Give a verbatim quotation of every record.
===== Exercise input =====
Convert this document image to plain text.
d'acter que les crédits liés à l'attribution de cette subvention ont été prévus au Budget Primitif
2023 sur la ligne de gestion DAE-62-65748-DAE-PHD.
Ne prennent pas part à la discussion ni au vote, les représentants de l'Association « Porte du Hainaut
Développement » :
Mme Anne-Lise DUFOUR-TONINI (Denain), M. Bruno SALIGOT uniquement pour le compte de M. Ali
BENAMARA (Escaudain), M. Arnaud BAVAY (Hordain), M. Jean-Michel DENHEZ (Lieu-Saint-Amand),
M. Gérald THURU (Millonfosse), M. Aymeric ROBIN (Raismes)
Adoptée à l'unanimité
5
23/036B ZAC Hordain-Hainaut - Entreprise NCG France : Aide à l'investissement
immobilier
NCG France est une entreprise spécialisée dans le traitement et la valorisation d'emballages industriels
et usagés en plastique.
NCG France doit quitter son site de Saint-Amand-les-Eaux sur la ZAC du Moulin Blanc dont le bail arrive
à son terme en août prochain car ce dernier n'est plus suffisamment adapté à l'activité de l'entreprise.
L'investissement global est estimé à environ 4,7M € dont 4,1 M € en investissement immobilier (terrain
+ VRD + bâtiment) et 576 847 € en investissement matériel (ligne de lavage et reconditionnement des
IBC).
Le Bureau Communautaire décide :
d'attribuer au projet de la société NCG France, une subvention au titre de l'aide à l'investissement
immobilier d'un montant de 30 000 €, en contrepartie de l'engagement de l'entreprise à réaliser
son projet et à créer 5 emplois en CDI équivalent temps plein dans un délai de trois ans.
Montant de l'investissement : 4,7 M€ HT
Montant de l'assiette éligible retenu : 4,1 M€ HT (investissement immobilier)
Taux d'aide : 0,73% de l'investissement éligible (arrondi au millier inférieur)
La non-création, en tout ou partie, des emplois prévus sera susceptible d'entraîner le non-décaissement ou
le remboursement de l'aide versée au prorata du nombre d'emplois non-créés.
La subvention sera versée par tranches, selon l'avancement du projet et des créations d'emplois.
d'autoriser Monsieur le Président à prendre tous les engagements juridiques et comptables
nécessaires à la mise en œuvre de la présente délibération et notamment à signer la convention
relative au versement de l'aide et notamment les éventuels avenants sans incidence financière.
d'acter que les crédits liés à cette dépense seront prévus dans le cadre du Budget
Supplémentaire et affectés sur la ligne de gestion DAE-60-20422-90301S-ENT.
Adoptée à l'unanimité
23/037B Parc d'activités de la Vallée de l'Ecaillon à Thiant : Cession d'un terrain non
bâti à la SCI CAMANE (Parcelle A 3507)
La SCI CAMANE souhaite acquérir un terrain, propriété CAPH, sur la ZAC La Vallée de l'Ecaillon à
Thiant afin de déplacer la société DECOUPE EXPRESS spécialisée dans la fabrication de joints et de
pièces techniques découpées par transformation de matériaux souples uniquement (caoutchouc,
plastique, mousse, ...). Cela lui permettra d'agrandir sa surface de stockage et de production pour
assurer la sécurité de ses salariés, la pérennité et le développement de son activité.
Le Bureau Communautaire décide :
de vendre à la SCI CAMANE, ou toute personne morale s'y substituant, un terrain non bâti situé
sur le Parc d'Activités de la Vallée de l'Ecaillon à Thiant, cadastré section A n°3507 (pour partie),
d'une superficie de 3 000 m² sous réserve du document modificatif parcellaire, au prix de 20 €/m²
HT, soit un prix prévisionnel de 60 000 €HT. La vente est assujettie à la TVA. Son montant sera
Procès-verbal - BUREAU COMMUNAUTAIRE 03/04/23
=====
= Answer below =
Convert this document image to plain text.
d'acter que les crédits liés à l'attribution de cette subvention ont été prévus au Budget Primitif
2023 sur la ligne de gestion DAE-62-65748-DAE-PHD.
Ne prennent pas part à la discussion ni au vote, les représentants de l'Association « Porte du Hainaut
Développement » :
Mme Anne-Lise DUFOUR-TONINI (Denain), M. Bruno SALIGOT uniquement pour le compte de M. Ali
BENAMARA (Escaudain), M. Arnaud BAVAY (Hordain), M. Jean-Michel DENHEZ (Lieu-Saint-Amand),
M. Gérald THURU (Millonfosse), M. Aymeric ROBIN (Raismes)
Adoptée à l'unanimité
5
23/036B ZAC Hordain-Hainaut - Entreprise NCG France : Aide à l'investissement
immobilier
NCG France est une entreprise spécialisée dans le traitement et la valorisation d'emballages industriels
et usagés en plastique.
NCG France doit quitter son site de Saint-Amand-les-Eaux sur la ZAC du Moulin Blanc dont le bail arrive
à son terme en août prochain car ce dernier n'est plus suffisamment adapté à l'activité de l'entreprise.
L'investissement global est estimé à environ 4,7M € dont 4,1 M € en investissement immobilier (terrain
+ VRD + bâtiment) et 576 847 € en investissement matériel (ligne de lavage et reconditionnement des
IBC).
Le Bureau Communautaire décide :
d'attribuer au projet de la société NCG France, une subvention au titre de l'aide à l'investissement
immobilier d'un montant de 30 000 €, en contrepartie de l'engagement de l'entreprise à réaliser
son projet et à créer 5 emplois en CDI équivalent temps plein dans un délai de trois ans.
Montant de l'investissement : 4,7 M€ HT
Montant de l'assiette éligible retenu : 4,1 M€ HT (investissement immobilier)
Taux d'aide : 0,73% de l'investissement éligible (arrondi au millier inférieur)
La non-création, en tout ou partie, des emplois prévus sera susceptible d'entraîner le non-décaissement ou
le remboursement de l'aide versée au prorata du nombre d'emplois non-créés.
La subvention sera versée par tranches, selon l'avancement du projet et des créations d'emplois.
d'autoriser Monsieur le Président à prendre tous les engagements juridiques et comptables
nécessaires à la mise en œuvre de la présente délibération et notamment à signer la convention
relative au versement de l'aide et notamment les éventuels avenants sans incidence financière.
d'acter que les crédits liés à cette dépense seront prévus dans le cadre du Budget
Supplémentaire et affectés sur la ligne de gestion DAE-60-20422-90301S-ENT.
Adoptée à l'unanimité
23/037B Parc d'activités de la Vallée de l'Ecaillon à Thiant : Cession d'un terrain non
bâti à la SCI CAMANE (Parcelle A 3507)
La SCI CAMANE souhaite acquérir un terrain, propriété CAPH, sur la ZAC La Vallée de l'Ecaillon à
Thiant afin de déplacer la société DECOUPE EXPRESS spécialisée dans la fabrication de joints et de
pièces techniques découpées par transformation de matériaux souples uniquement (caoutchouc,
plastique, mousse, ...). Cela lui permettra d'agrandir sa surface de stockage et de production pour
assurer la sécurité de ses salariés, la pérennité et le développement de son activité.
Le Bureau Communautaire décide :
de vendre à la SCI CAMANE, ou toute personne morale s'y substituant, un terrain non bâti situé
sur le Parc d'Activités de la Vallée de l'Ecaillon à Thiant, cadastré section A n°3507 (pour partie),
d'une superficie de 3 000 m² sous réserve du document modificatif parcellaire, au prix de 20 €/m²
HT, soit un prix prévisionnel de 60 000 €HT. La vente est assujettie à la TVA. Son montant sera
Procès-verbal - BUREAU COMMUNAUTAIRE 03/04/23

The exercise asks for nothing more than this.